**Exercise prompt**
Quote the records below in full, exactly as given, with the images taken out.
───── Supplied data
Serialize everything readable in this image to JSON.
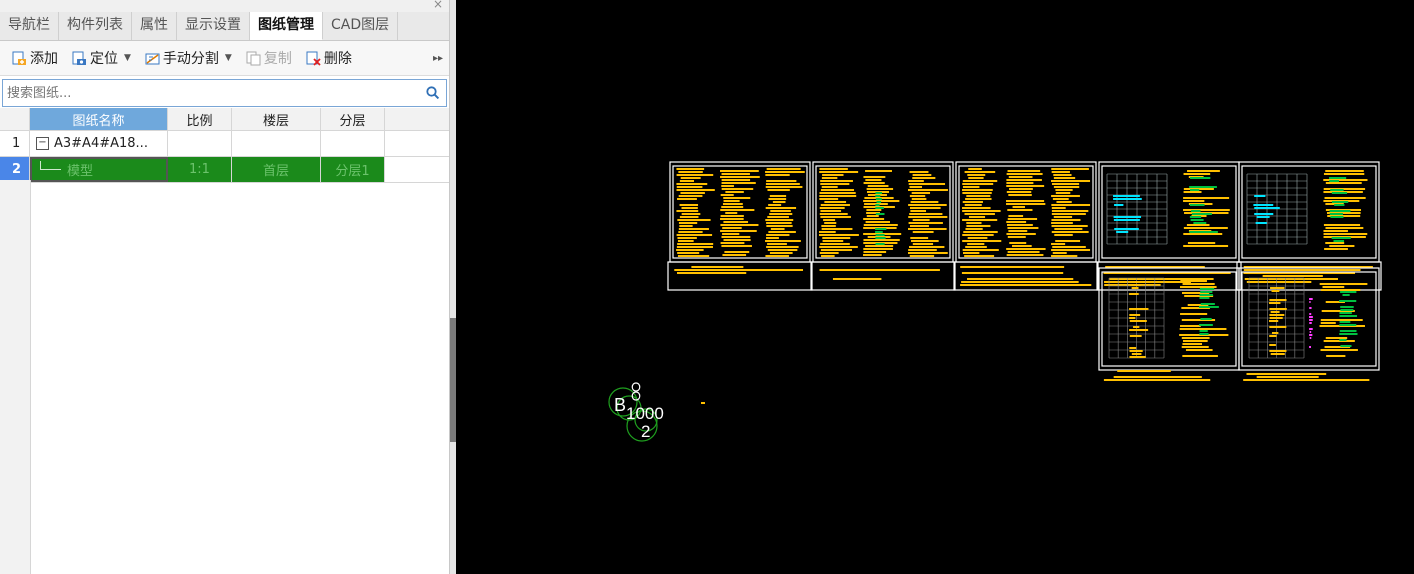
{
  "panel": {
    "close_symbol": "×",
    "tabs": [
      "导航栏",
      "构件列表",
      "属性",
      "显示设置",
      "图纸管理",
      "CAD图层"
    ],
    "active_tab": 4,
    "toolbar": {
      "add": "添加",
      "locate": "定位",
      "manual_split": "手动分割",
      "copy": "复制",
      "delete": "删除"
    },
    "search": {
      "placeholder": "搜索图纸..."
    },
    "table": {
      "headers": [
        "图纸名称",
        "比例",
        "楼层",
        "分层"
      ],
      "rows": [
        {
          "index": "1",
          "name": "A3#A4#A18...",
          "scale": "",
          "floor": "",
          "layer": "",
          "expander": "−"
        },
        {
          "index": "2",
          "name": "模型",
          "scale": "1:1",
          "floor": "首层",
          "layer": "分层1"
        }
      ]
    }
  },
  "canvas": {
    "background": "#000000",
    "accent_colors": {
      "drawing": "#ffc000",
      "frame": "#ffffff",
      "cyan": "#00e5ff",
      "green": "#00c040",
      "magenta": "#ff3cff"
    },
    "marker_labels": {
      "a": "B",
      "b": "1000",
      "c": "2"
    }
  },
  "colors": {
    "selected_row": "#1b8a1b",
    "header_active": "#6fa8dc",
    "row_index_selected": "#4a86e8"
  }
}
──────────
**Answer to the task**
Serialize everything readable in this image to JSON.
{
  "panel": {
    "close_symbol": "×",
    "tabs": [
      "导航栏",
      "构件列表",
      "属性",
      "显示设置",
      "图纸管理",
      "CAD图层"
    ],
    "active_tab": 4,
    "toolbar": {
      "add": "添加",
      "locate": "定位",
      "manual_split": "手动分割",
      "copy": "复制",
      "delete": "删除"
    },
    "search": {
      "placeholder": "搜索图纸..."
    },
    "table": {
      "headers": [
        "图纸名称",
        "比例",
        "楼层",
        "分层"
      ],
      "rows": [
        {
          "index": "1",
          "name": "A3#A4#A18...",
          "scale": "",
          "floor": "",
          "layer": "",
          "expander": "−"
        },
        {
          "index": "2",
          "name": "模型",
          "scale": "1:1",
          "floor": "首层",
          "layer": "分层1"
        }
      ]
    }
  },
  "canvas": {
    "background": "#000000",
    "accent_colors": {
      "drawing": "#ffc000",
      "frame": "#ffffff",
      "cyan": "#00e5ff",
      "green": "#00c040",
      "magenta": "#ff3cff"
    },
    "marker_labels": {
      "a": "B",
      "b": "1000",
      "c": "2"
    }
  },
  "colors": {
    "selected_row": "#1b8a1b",
    "header_active": "#6fa8dc",
    "row_index_selected": "#4a86e8"
  }
}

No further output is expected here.